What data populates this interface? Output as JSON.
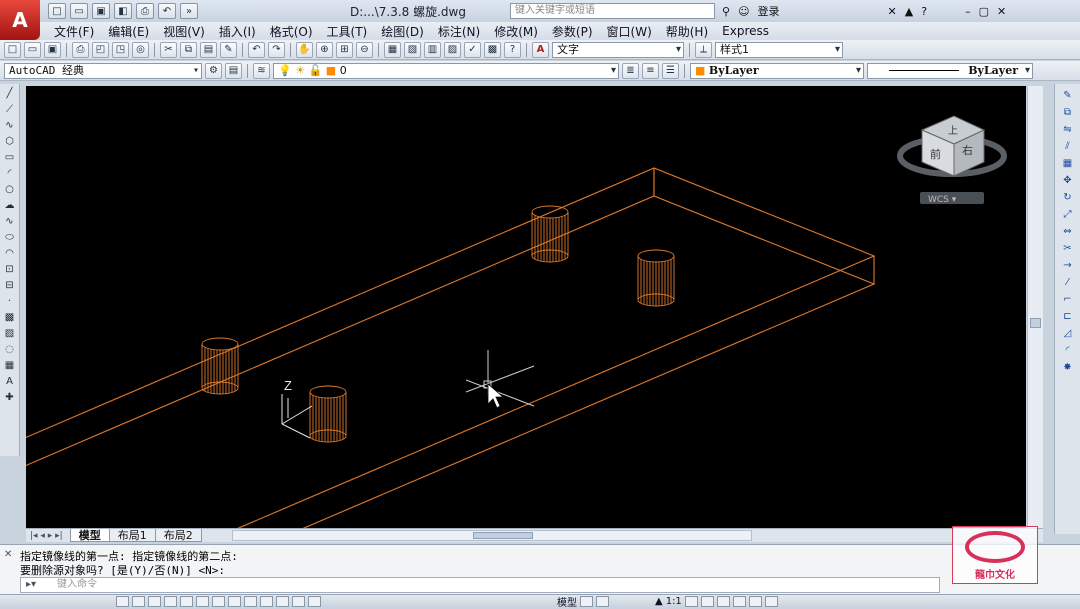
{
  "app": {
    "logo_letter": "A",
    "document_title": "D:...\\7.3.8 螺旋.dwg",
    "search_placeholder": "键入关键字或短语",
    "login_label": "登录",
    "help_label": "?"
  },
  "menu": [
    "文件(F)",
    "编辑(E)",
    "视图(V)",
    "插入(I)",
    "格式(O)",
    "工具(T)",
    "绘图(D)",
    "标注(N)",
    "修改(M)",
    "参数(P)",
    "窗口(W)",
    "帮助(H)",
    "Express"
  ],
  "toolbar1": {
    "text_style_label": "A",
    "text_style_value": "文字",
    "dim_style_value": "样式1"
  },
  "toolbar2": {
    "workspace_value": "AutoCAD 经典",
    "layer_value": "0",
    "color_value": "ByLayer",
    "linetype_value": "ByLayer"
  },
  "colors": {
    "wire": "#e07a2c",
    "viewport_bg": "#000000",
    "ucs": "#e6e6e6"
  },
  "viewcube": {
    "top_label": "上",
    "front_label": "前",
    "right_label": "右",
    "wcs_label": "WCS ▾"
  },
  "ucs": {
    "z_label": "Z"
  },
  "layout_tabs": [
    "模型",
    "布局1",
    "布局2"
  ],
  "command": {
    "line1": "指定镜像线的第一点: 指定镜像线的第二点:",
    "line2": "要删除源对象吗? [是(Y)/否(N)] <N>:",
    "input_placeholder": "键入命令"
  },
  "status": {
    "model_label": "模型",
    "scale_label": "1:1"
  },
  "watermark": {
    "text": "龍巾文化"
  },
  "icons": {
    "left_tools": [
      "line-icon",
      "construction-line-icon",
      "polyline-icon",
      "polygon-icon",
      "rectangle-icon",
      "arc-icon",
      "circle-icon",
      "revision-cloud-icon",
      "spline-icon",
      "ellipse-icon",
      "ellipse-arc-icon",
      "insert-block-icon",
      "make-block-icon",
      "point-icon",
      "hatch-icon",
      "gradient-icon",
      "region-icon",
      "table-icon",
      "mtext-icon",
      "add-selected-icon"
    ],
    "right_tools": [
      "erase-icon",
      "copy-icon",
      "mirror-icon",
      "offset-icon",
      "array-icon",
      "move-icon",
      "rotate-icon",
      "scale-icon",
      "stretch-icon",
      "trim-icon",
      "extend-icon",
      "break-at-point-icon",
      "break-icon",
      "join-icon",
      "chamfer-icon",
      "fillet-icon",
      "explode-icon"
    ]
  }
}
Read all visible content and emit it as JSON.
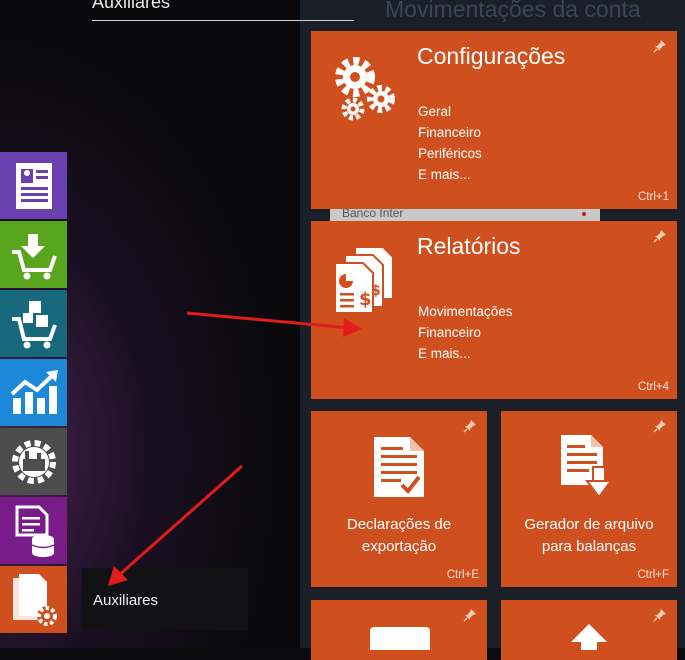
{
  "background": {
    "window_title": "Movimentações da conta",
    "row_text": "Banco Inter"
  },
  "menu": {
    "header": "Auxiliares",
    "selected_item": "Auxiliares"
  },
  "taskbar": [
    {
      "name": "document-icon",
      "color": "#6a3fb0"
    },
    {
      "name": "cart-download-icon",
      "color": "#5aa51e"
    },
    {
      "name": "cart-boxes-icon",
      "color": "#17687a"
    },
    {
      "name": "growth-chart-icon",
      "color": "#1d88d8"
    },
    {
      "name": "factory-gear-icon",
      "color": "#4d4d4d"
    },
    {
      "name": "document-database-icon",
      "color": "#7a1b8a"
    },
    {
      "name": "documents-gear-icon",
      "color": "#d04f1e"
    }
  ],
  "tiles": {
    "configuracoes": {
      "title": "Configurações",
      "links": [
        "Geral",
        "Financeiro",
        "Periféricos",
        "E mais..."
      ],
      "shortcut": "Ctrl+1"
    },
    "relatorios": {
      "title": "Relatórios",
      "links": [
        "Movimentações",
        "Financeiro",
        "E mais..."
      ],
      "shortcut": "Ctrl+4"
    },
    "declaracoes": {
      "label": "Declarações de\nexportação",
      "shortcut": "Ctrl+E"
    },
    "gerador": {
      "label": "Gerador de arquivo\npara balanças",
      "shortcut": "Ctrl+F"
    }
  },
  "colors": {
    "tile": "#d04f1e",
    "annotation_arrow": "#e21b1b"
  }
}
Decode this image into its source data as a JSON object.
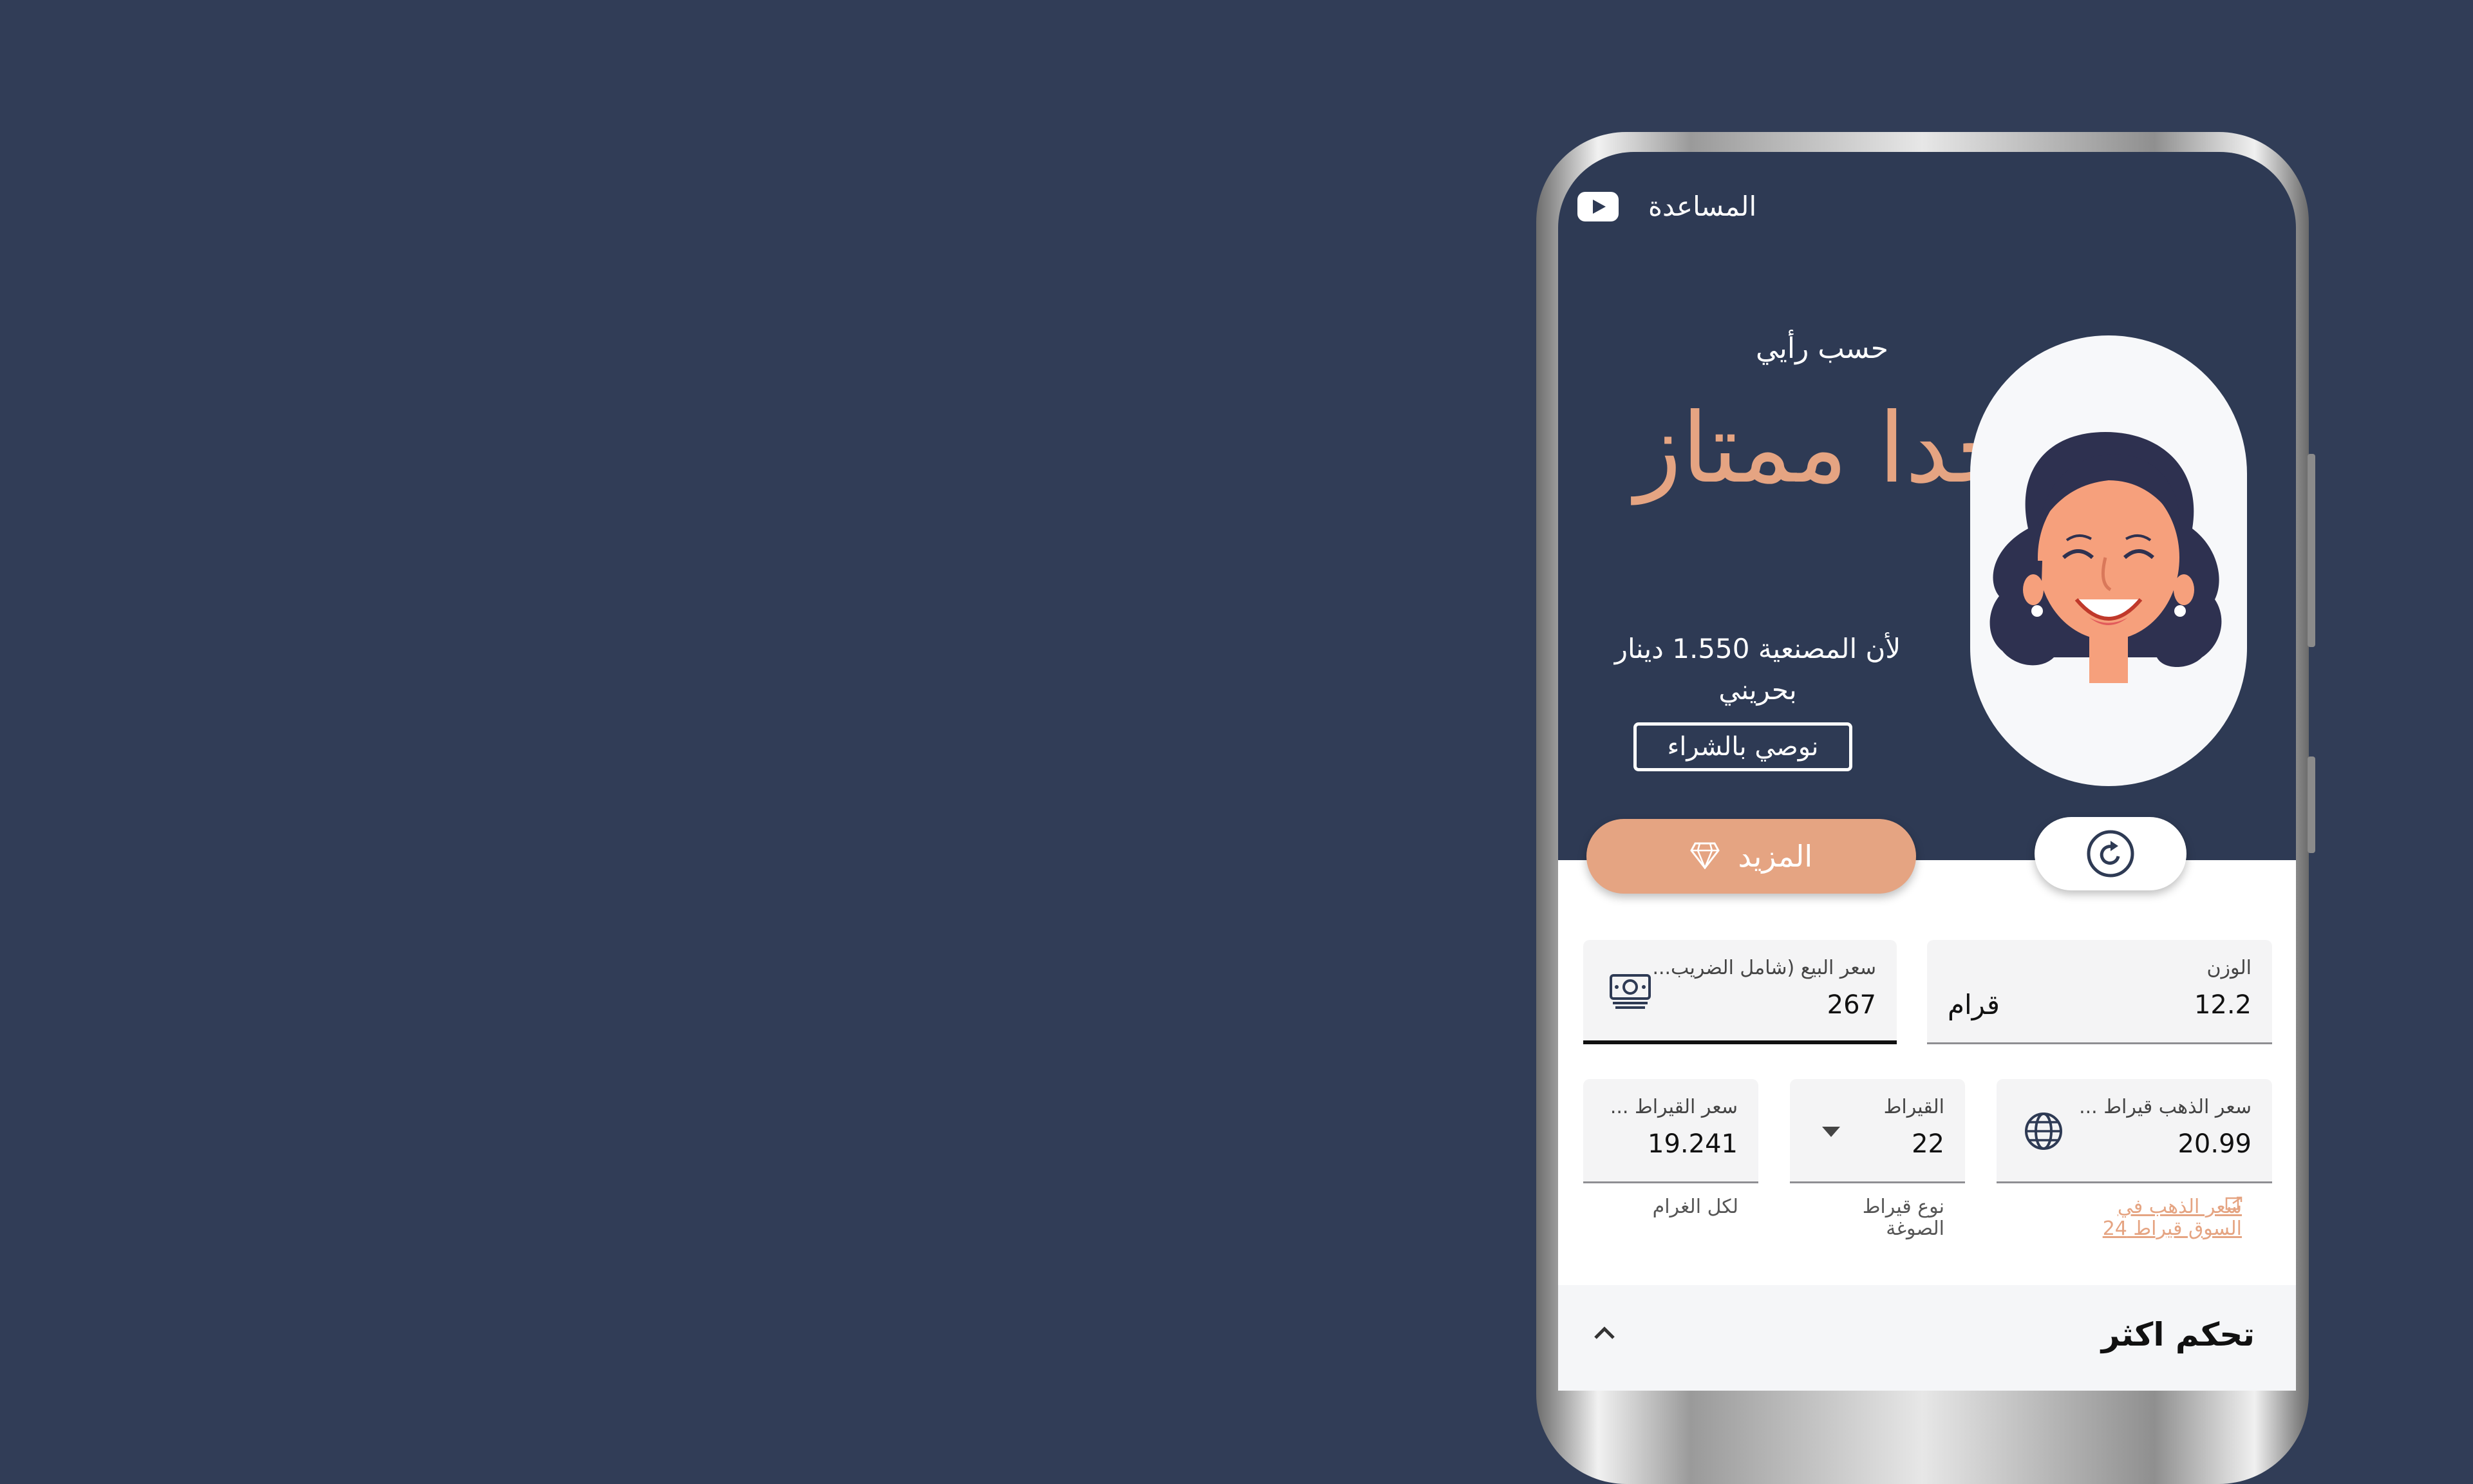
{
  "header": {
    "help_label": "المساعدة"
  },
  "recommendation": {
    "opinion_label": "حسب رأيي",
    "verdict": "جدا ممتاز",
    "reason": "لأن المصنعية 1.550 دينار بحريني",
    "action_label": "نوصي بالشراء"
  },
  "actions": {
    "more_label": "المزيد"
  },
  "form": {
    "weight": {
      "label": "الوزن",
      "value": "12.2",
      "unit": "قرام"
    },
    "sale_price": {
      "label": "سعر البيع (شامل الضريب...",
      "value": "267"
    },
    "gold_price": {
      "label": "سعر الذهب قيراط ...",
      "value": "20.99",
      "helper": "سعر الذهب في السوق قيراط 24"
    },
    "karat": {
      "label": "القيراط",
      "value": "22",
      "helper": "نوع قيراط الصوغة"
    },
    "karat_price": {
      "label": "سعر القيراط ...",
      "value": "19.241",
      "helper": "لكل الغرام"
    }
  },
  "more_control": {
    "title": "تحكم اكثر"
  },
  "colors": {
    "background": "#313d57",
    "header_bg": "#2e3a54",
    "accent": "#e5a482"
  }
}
^^^^^^^^^^^^^^^^
> [WRITTEN PROBLEM] Each entry should be repeated exactly as it appears; the pictures stay out.

> [COMPLETE OUTPUT]
What data populates this interface? Output as JSON.
{
  "app": {
    "logo_letter": "A",
    "document_title": "D:...\\7.3.8 螺旋.dwg",
    "search_placeholder": "键入关键字或短语",
    "login_label": "登录",
    "help_label": "?"
  },
  "menu": [
    "文件(F)",
    "编辑(E)",
    "视图(V)",
    "插入(I)",
    "格式(O)",
    "工具(T)",
    "绘图(D)",
    "标注(N)",
    "修改(M)",
    "参数(P)",
    "窗口(W)",
    "帮助(H)",
    "Express"
  ],
  "toolbar1": {
    "text_style_label": "A",
    "text_style_value": "文字",
    "dim_style_value": "样式1"
  },
  "toolbar2": {
    "workspace_value": "AutoCAD 经典",
    "layer_value": "0",
    "color_value": "ByLayer",
    "linetype_value": "ByLayer"
  },
  "colors": {
    "wire": "#e07a2c",
    "viewport_bg": "#000000",
    "ucs": "#e6e6e6"
  },
  "viewcube": {
    "top_label": "上",
    "front_label": "前",
    "right_label": "右",
    "wcs_label": "WCS ▾"
  },
  "ucs": {
    "z_label": "Z"
  },
  "layout_tabs": [
    "模型",
    "布局1",
    "布局2"
  ],
  "command": {
    "line1": "指定镜像线的第一点: 指定镜像线的第二点:",
    "line2": "要删除源对象吗? [是(Y)/否(N)] <N>:",
    "input_placeholder": "键入命令"
  },
  "status": {
    "model_label": "模型",
    "scale_label": "1:1"
  },
  "watermark": {
    "text": "龍巾文化"
  },
  "icons": {
    "left_tools": [
      "line-icon",
      "construction-line-icon",
      "polyline-icon",
      "polygon-icon",
      "rectangle-icon",
      "arc-icon",
      "circle-icon",
      "revision-cloud-icon",
      "spline-icon",
      "ellipse-icon",
      "ellipse-arc-icon",
      "insert-block-icon",
      "make-block-icon",
      "point-icon",
      "hatch-icon",
      "gradient-icon",
      "region-icon",
      "table-icon",
      "mtext-icon",
      "add-selected-icon"
    ],
    "right_tools": [
      "erase-icon",
      "copy-icon",
      "mirror-icon",
      "offset-icon",
      "array-icon",
      "move-icon",
      "rotate-icon",
      "scale-icon",
      "stretch-icon",
      "trim-icon",
      "extend-icon",
      "break-at-point-icon",
      "break-icon",
      "join-icon",
      "chamfer-icon",
      "fillet-icon",
      "explode-icon"
    ]
  }
}
Read all visible content and emit it as JSON.
{
  "background": {
    "window_title": "Movimentações da conta",
    "row_text": "Banco Inter"
  },
  "menu": {
    "header": "Auxiliares",
    "selected_item": "Auxiliares"
  },
  "taskbar": [
    {
      "name": "document-icon",
      "color": "#6a3fb0"
    },
    {
      "name": "cart-download-icon",
      "color": "#5aa51e"
    },
    {
      "name": "cart-boxes-icon",
      "color": "#17687a"
    },
    {
      "name": "growth-chart-icon",
      "color": "#1d88d8"
    },
    {
      "name": "factory-gear-icon",
      "color": "#4d4d4d"
    },
    {
      "name": "document-database-icon",
      "color": "#7a1b8a"
    },
    {
      "name": "documents-gear-icon",
      "color": "#d04f1e"
    }
  ],
  "tiles": {
    "configuracoes": {
      "title": "Configurações",
      "links": [
        "Geral",
        "Financeiro",
        "Periféricos",
        "E mais..."
      ],
      "shortcut": "Ctrl+1"
    },
    "relatorios": {
      "title": "Relatórios",
      "links": [
        "Movimentações",
        "Financeiro",
        "E mais..."
      ],
      "shortcut": "Ctrl+4"
    },
    "declaracoes": {
      "label": "Declarações de\nexportação",
      "shortcut": "Ctrl+E"
    },
    "gerador": {
      "label": "Gerador de arquivo\npara balanças",
      "shortcut": "Ctrl+F"
    }
  },
  "colors": {
    "tile": "#d04f1e",
    "annotation_arrow": "#e21b1b"
  }
}
Decode this image into its source data as a JSON object.
{
  "header": {
    "help_label": "المساعدة"
  },
  "recommendation": {
    "opinion_label": "حسب رأيي",
    "verdict": "جدا ممتاز",
    "reason": "لأن المصنعية 1.550 دينار بحريني",
    "action_label": "نوصي بالشراء"
  },
  "actions": {
    "more_label": "المزيد"
  },
  "form": {
    "weight": {
      "label": "الوزن",
      "value": "12.2",
      "unit": "قرام"
    },
    "sale_price": {
      "label": "سعر البيع (شامل الضريب...",
      "value": "267"
    },
    "gold_price": {
      "label": "سعر الذهب قيراط ...",
      "value": "20.99",
      "helper": "سعر الذهب في السوق قيراط 24"
    },
    "karat": {
      "label": "القيراط",
      "value": "22",
      "helper": "نوع قيراط الصوغة"
    },
    "karat_price": {
      "label": "سعر القيراط ...",
      "value": "19.241",
      "helper": "لكل الغرام"
    }
  },
  "more_control": {
    "title": "تحكم اكثر"
  },
  "colors": {
    "background": "#313d57",
    "header_bg": "#2e3a54",
    "accent": "#e5a482"
  }
}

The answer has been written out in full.